Task objective: Identify and pull out each line of the entries in which "frac" occurs.
***** Data excerpts *****
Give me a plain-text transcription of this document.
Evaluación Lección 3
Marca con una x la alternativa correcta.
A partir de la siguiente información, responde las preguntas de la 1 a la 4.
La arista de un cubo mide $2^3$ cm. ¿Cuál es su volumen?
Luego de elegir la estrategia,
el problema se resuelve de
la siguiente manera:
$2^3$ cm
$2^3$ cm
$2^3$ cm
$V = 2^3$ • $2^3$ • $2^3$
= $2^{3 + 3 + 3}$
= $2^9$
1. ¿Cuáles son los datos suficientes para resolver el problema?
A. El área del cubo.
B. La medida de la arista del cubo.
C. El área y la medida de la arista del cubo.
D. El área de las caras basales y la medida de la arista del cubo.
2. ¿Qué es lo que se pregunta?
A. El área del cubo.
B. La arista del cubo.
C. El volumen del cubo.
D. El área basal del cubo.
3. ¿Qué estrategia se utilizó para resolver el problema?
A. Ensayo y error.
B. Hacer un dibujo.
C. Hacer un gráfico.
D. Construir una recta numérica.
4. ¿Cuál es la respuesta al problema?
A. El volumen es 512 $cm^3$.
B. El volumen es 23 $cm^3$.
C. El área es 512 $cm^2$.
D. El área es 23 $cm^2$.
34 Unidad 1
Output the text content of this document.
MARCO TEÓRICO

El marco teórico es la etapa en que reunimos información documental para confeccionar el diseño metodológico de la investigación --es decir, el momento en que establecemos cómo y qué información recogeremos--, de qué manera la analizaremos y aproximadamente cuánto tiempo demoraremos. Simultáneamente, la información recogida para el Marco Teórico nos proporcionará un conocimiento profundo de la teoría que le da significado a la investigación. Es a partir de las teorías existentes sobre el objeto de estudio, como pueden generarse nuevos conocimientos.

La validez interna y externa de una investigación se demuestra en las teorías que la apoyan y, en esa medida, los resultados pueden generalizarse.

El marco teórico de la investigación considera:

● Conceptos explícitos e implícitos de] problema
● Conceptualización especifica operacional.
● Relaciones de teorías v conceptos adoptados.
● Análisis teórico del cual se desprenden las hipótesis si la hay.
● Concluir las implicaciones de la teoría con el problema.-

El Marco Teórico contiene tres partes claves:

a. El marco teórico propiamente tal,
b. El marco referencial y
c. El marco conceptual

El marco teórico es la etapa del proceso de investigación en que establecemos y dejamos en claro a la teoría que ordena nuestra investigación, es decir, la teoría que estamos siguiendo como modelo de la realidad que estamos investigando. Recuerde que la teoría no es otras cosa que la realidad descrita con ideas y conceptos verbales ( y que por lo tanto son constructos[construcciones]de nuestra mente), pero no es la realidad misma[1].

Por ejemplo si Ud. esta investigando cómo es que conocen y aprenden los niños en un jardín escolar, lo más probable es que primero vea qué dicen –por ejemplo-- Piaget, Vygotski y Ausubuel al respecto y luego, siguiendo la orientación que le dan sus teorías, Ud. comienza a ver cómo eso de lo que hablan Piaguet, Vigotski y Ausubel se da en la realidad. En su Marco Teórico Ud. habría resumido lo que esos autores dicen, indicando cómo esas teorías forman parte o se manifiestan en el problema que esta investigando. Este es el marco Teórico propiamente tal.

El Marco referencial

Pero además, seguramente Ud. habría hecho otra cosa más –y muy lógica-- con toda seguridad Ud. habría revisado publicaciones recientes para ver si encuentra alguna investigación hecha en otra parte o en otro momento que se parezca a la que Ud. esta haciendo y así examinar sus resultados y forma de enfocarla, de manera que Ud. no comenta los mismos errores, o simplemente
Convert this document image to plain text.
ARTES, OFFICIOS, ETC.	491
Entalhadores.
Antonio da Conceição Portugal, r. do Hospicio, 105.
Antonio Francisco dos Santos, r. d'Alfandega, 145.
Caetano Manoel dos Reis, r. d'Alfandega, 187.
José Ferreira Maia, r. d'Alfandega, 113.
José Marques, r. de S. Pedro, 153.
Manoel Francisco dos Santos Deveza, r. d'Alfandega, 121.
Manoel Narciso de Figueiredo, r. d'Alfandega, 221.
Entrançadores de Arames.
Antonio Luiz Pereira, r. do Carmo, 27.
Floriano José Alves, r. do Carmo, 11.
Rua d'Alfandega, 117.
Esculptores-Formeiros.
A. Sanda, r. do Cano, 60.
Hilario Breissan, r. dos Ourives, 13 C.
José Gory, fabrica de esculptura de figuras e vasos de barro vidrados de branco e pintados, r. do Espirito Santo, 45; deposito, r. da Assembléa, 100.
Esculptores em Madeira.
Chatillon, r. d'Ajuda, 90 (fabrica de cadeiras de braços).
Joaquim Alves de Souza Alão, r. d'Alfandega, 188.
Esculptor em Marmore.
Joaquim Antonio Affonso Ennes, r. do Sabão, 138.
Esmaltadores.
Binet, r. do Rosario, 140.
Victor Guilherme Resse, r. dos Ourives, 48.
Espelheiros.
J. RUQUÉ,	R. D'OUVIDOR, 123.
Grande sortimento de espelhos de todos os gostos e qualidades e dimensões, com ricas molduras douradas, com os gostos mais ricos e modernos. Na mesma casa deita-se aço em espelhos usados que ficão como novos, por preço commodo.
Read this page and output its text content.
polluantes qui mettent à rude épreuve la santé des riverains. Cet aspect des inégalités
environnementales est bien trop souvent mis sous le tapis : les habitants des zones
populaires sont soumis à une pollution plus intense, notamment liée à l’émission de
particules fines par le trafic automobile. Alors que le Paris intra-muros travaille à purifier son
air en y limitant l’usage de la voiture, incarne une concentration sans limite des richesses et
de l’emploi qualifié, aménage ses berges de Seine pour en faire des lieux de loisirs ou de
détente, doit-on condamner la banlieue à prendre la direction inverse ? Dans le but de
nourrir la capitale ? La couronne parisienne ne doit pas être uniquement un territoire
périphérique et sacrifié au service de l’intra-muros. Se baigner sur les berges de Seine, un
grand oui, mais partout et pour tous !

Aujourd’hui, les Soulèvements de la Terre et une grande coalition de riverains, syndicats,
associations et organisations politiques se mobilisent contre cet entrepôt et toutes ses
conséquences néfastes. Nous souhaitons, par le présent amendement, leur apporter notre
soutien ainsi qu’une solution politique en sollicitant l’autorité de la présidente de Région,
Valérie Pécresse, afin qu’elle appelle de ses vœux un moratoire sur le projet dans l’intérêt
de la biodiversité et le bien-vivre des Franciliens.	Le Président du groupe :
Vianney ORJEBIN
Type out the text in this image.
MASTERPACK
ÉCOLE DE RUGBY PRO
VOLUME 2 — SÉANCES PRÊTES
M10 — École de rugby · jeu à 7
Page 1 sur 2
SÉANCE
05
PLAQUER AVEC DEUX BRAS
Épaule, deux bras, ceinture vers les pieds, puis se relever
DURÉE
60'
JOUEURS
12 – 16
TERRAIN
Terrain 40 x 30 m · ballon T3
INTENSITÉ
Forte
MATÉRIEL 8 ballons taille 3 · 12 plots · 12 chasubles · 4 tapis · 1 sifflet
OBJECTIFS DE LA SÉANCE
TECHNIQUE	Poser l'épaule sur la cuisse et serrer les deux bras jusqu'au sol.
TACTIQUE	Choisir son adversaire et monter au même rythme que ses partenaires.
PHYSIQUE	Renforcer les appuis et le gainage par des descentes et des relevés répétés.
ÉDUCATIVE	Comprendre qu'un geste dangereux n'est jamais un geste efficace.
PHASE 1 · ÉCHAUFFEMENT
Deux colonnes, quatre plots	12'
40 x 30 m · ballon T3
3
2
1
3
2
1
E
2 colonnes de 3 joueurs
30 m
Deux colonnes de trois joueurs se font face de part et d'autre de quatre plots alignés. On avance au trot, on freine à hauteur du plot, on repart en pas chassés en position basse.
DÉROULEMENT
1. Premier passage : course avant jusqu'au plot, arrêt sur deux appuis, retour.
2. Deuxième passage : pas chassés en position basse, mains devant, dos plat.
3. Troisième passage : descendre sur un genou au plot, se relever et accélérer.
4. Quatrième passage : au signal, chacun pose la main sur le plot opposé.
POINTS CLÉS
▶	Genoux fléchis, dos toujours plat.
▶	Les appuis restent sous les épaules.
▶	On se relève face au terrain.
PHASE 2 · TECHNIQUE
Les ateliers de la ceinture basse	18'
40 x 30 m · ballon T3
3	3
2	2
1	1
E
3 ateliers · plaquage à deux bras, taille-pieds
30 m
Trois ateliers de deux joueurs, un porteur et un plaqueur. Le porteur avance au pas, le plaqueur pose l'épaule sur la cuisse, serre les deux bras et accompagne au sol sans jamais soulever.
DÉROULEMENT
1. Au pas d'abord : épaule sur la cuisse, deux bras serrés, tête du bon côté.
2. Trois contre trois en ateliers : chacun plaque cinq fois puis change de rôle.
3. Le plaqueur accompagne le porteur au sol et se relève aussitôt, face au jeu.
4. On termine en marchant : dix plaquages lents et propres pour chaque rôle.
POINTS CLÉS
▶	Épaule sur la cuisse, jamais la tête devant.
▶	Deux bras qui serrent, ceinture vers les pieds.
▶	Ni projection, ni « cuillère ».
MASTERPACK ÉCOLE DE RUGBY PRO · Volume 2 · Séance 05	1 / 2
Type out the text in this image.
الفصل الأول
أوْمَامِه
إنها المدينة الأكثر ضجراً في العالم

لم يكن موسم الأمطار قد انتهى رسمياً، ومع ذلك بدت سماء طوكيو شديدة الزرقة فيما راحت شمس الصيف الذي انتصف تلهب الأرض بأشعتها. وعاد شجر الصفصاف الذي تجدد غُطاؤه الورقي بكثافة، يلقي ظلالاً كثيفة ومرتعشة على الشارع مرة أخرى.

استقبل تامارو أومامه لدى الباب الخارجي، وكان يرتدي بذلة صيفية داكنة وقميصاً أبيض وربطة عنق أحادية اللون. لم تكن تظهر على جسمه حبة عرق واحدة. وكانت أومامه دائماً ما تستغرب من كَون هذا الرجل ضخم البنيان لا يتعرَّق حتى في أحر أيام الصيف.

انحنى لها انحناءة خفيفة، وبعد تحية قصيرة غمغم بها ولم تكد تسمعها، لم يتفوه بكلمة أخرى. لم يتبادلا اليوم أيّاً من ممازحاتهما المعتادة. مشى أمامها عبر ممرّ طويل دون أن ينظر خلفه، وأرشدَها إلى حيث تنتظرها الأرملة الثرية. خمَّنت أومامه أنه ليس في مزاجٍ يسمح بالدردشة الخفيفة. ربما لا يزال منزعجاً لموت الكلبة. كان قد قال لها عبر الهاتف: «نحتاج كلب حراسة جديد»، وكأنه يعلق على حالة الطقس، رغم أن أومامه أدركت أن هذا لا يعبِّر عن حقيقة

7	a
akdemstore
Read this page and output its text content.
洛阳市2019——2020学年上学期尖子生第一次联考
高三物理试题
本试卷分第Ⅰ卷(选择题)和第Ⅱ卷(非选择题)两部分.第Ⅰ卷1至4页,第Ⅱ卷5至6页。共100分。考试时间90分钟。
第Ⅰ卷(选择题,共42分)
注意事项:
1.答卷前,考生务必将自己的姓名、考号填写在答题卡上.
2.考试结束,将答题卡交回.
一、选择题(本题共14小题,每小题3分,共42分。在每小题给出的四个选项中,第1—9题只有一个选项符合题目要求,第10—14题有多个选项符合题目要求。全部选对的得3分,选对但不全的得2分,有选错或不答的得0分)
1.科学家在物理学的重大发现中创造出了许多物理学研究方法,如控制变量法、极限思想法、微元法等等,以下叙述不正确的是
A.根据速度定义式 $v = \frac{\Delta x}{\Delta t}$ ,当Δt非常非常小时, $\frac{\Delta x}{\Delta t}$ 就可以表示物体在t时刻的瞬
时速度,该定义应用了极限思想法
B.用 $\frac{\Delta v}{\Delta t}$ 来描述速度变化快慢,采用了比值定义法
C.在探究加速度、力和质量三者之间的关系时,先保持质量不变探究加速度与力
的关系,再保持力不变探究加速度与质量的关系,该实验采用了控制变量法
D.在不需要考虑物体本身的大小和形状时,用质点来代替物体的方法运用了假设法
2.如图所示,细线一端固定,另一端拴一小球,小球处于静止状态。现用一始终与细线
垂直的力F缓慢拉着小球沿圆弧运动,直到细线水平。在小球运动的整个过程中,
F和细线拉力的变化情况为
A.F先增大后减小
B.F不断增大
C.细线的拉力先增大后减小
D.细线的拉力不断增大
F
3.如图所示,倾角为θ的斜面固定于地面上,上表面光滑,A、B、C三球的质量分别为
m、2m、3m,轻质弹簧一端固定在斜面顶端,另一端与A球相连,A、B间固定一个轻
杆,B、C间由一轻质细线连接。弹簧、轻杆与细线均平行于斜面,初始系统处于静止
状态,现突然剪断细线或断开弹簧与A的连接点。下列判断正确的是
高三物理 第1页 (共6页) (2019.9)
*****
Answer for this exercise:
A.根据速度定义式 $v = \frac{\Delta x}{\Delta t}$ ,当Δt非常非常小时, $\frac{\Delta x}{\Delta t}$ 就可以表示物体在t时刻的瞬
B.用 $\frac{\Delta v}{\Delta t}$ 来描述速度变化快慢,采用了比值定义法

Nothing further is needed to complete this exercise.